== What you have to do ==
Collect each line of the entries that holds the string "Clear".

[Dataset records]
=-=-=

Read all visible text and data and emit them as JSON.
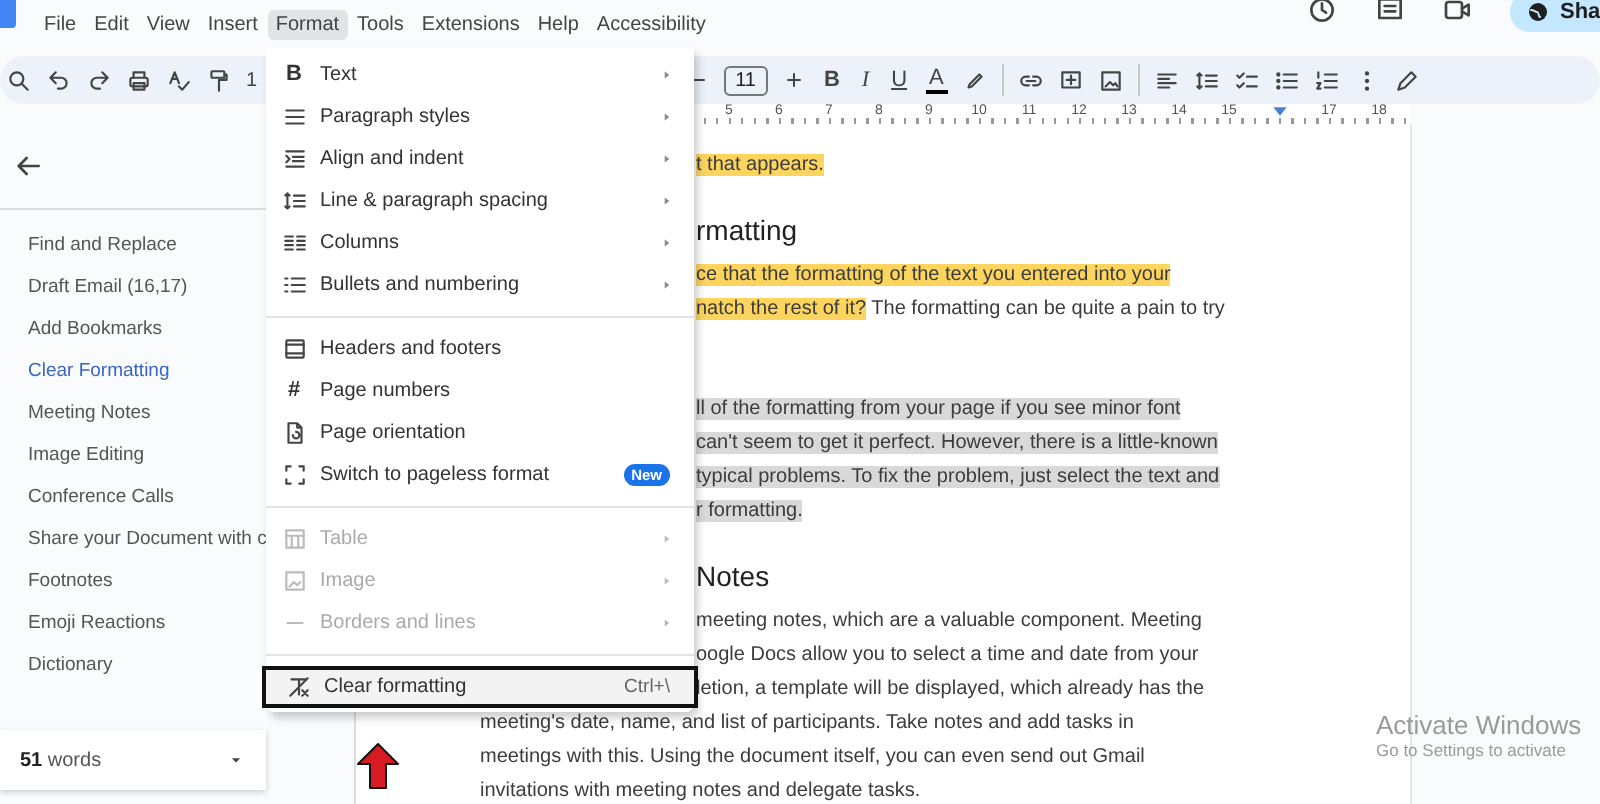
{
  "menubar": [
    {
      "label": "File",
      "selected": false
    },
    {
      "label": "Edit",
      "selected": false
    },
    {
      "label": "View",
      "selected": false
    },
    {
      "label": "Insert",
      "selected": false
    },
    {
      "label": "Format",
      "selected": true
    },
    {
      "label": "Tools",
      "selected": false
    },
    {
      "label": "Extensions",
      "selected": false
    },
    {
      "label": "Help",
      "selected": false
    },
    {
      "label": "Accessibility",
      "selected": false
    }
  ],
  "share": {
    "label": "Sha"
  },
  "toolbar": {
    "zoom": "1",
    "font_size": "11",
    "format_buttons": [
      "B",
      "I",
      "U",
      "A"
    ]
  },
  "ruler": [
    {
      "kind": "number",
      "label": "5"
    },
    {
      "kind": "number",
      "label": "6"
    },
    {
      "kind": "number",
      "label": "7"
    },
    {
      "kind": "number",
      "label": "8"
    },
    {
      "kind": "number",
      "label": "9"
    },
    {
      "kind": "number",
      "label": "10"
    },
    {
      "kind": "number",
      "label": "11"
    },
    {
      "kind": "number",
      "label": "12"
    },
    {
      "kind": "number",
      "label": "13"
    },
    {
      "kind": "number",
      "label": "14"
    },
    {
      "kind": "number",
      "label": "15"
    },
    {
      "kind": "marker"
    },
    {
      "kind": "number",
      "label": "17"
    },
    {
      "kind": "number",
      "label": "18"
    }
  ],
  "sidebar": {
    "items": [
      {
        "label": "Find and Replace",
        "selected": false
      },
      {
        "label": "Draft Email (16,17)",
        "selected": false
      },
      {
        "label": "Add Bookmarks",
        "selected": false
      },
      {
        "label": "Clear Formatting",
        "selected": true
      },
      {
        "label": "Meeting Notes",
        "selected": false
      },
      {
        "label": "Image Editing",
        "selected": false
      },
      {
        "label": "Conference Calls",
        "selected": false
      },
      {
        "label": "Share your Document with c",
        "selected": false
      },
      {
        "label": "Footnotes",
        "selected": false
      },
      {
        "label": "Emoji Reactions",
        "selected": false
      },
      {
        "label": "Dictionary",
        "selected": false
      }
    ],
    "word_count": "**51** words"
  },
  "document": {
    "beside_menu": [
      {
        "kind": "paragraph",
        "lines": [
          [
            {
              "text": "t that appears.",
              "highlighted": true,
              "selected": false
            }
          ]
        ]
      },
      {
        "kind": "heading",
        "lines": [
          [
            {
              "text": "rmatting",
              "highlighted": false,
              "selected": false
            }
          ]
        ]
      },
      {
        "kind": "paragraph",
        "lines": [
          [
            {
              "text": "ce that the formatting of the text you entered into your",
              "highlighted": true,
              "selected": false
            }
          ],
          [
            {
              "text": "natch the rest of it?",
              "highlighted": true,
              "selected": false
            },
            {
              "text": " The formatting can be quite a pain to try",
              "highlighted": false,
              "selected": false
            }
          ]
        ]
      },
      {
        "kind": "paragraph",
        "lines": [
          [
            {
              "text": "ll of the formatting from your page if you see minor font",
              "highlighted": false,
              "selected": true
            }
          ],
          [
            {
              "text": "can't seem to get it perfect. However, there is a little-known",
              "highlighted": false,
              "selected": true
            }
          ],
          [
            {
              "text": "typical problems. To fix the problem, just select the text and",
              "highlighted": false,
              "selected": true
            }
          ],
          [
            {
              "text": "r formatting.",
              "highlighted": false,
              "selected": true
            }
          ]
        ]
      },
      {
        "kind": "heading",
        "lines": [
          [
            {
              "text": "Notes",
              "highlighted": false,
              "selected": false
            }
          ]
        ]
      },
      {
        "kind": "paragraph",
        "lines": [
          [
            {
              "text": "meeting notes, which are a valuable component. Meeting",
              "highlighted": false,
              "selected": false
            }
          ],
          [
            {
              "text": "oogle Docs allow you to select a time and date from your",
              "highlighted": false,
              "selected": false
            }
          ],
          [
            {
              "text": "letion, a template will be displayed, which already has the",
              "highlighted": false,
              "selected": false
            }
          ]
        ]
      }
    ],
    "below_menu": [
      {
        "kind": "paragraph",
        "lines": [
          [
            {
              "text": "meeting's date, name, and list of participants. Take notes and add tasks in",
              "highlighted": false,
              "selected": false
            }
          ],
          [
            {
              "text": "meetings with this. Using the document itself, you can even send out Gmail",
              "highlighted": false,
              "selected": false
            }
          ],
          [
            {
              "text": "invitations with meeting notes and delegate tasks.",
              "highlighted": false,
              "selected": false
            }
          ]
        ]
      }
    ]
  },
  "format_menu": {
    "groups": [
      [
        {
          "label": "Text",
          "glyph": "B",
          "submenu": true,
          "disabled": false,
          "annotated": false
        },
        {
          "label": "Paragraph styles",
          "submenu": true,
          "disabled": false,
          "annotated": false
        },
        {
          "label": "Align and indent",
          "submenu": true,
          "disabled": false,
          "annotated": false
        },
        {
          "label": "Line & paragraph spacing",
          "submenu": true,
          "disabled": false,
          "annotated": false
        },
        {
          "label": "Columns",
          "submenu": true,
          "disabled": false,
          "annotated": false
        },
        {
          "label": "Bullets and numbering",
          "submenu": true,
          "disabled": false,
          "annotated": false
        }
      ],
      [
        {
          "label": "Headers and footers",
          "submenu": false,
          "disabled": false,
          "annotated": false
        },
        {
          "label": "Page numbers",
          "glyph": "#",
          "submenu": false,
          "disabled": false,
          "annotated": false
        },
        {
          "label": "Page orientation",
          "submenu": false,
          "disabled": false,
          "annotated": false
        },
        {
          "label": "Switch to pageless format",
          "badge": "New",
          "submenu": false,
          "disabled": false,
          "annotated": false
        }
      ],
      [
        {
          "label": "Table",
          "submenu": true,
          "disabled": true,
          "annotated": false
        },
        {
          "label": "Image",
          "submenu": true,
          "disabled": true,
          "annotated": false
        },
        {
          "label": "Borders and lines",
          "submenu": true,
          "disabled": true,
          "annotated": false
        }
      ],
      [
        {
          "label": "Clear formatting",
          "shortcut": "Ctrl+\\",
          "submenu": false,
          "disabled": false,
          "annotated": true
        }
      ]
    ]
  },
  "os_notice": {
    "title": "Activate Windows",
    "subtitle": "Go to Settings to activate"
  }
}
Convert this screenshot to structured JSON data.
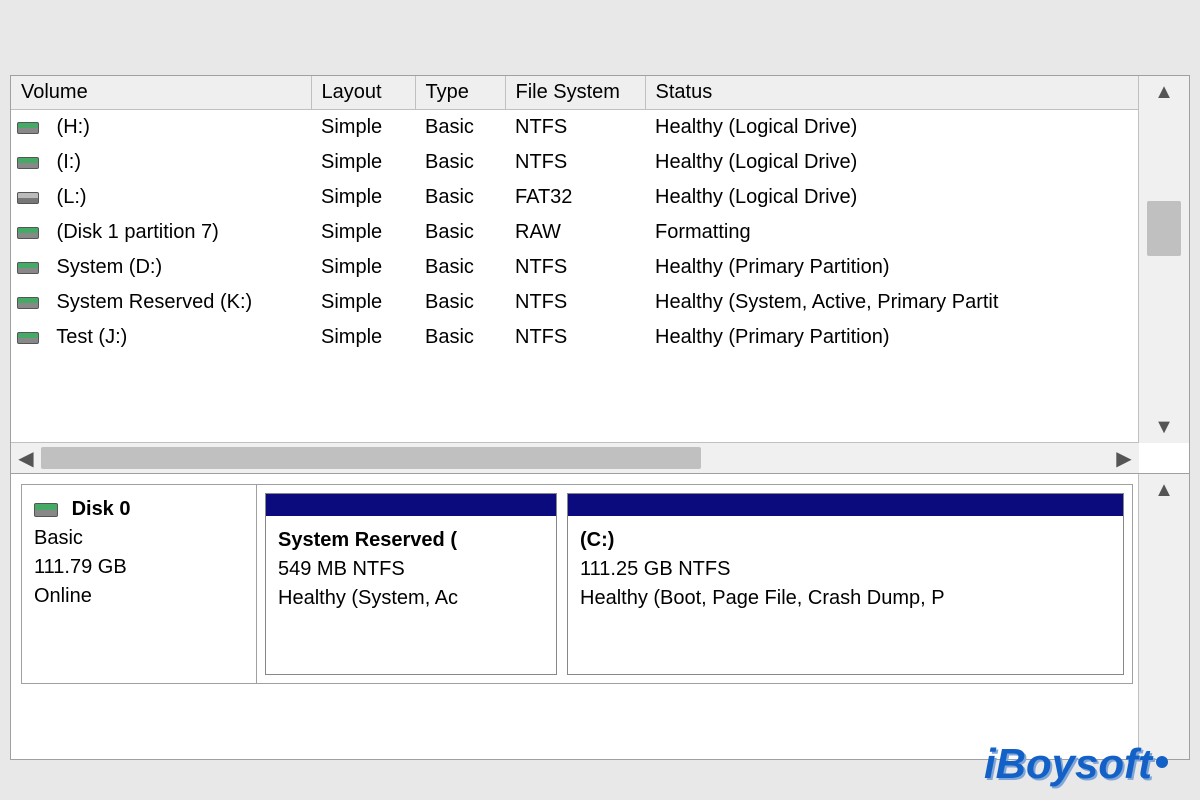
{
  "columns": {
    "volume": "Volume",
    "layout": "Layout",
    "type": "Type",
    "fs": "File System",
    "status": "Status"
  },
  "volumes": [
    {
      "icon": "green",
      "name": " (H:)",
      "layout": "Simple",
      "type": "Basic",
      "fs": "NTFS",
      "status": "Healthy (Logical Drive)"
    },
    {
      "icon": "green",
      "name": " (I:)",
      "layout": "Simple",
      "type": "Basic",
      "fs": "NTFS",
      "status": "Healthy (Logical Drive)"
    },
    {
      "icon": "gray",
      "name": " (L:)",
      "layout": "Simple",
      "type": "Basic",
      "fs": "FAT32",
      "status": "Healthy (Logical Drive)"
    },
    {
      "icon": "green",
      "name": " (Disk 1 partition 7)",
      "layout": "Simple",
      "type": "Basic",
      "fs": "RAW",
      "status": "Formatting"
    },
    {
      "icon": "green",
      "name": " System (D:)",
      "layout": "Simple",
      "type": "Basic",
      "fs": "NTFS",
      "status": "Healthy (Primary Partition)"
    },
    {
      "icon": "green",
      "name": " System Reserved (K:)",
      "layout": "Simple",
      "type": "Basic",
      "fs": "NTFS",
      "status": "Healthy (System, Active, Primary Partit"
    },
    {
      "icon": "green",
      "name": " Test (J:)",
      "layout": "Simple",
      "type": "Basic",
      "fs": "NTFS",
      "status": "Healthy (Primary Partition)"
    }
  ],
  "disk0": {
    "title": "Disk 0",
    "type": "Basic",
    "size": "111.79 GB",
    "state": "Online",
    "partitions": [
      {
        "name": "System Reserved  (",
        "info": "549 MB NTFS",
        "status": "Healthy (System, Ac",
        "flex": "0 0 290px"
      },
      {
        "name": "  (C:)",
        "info": "111.25 GB NTFS",
        "status": "Healthy (Boot, Page File, Crash Dump, P",
        "flex": "1"
      }
    ]
  },
  "watermark": "iBoysoft"
}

=-=-=

== Worked answer ==
        "label": "Clear Formatting",
          "label": "Clear formatting",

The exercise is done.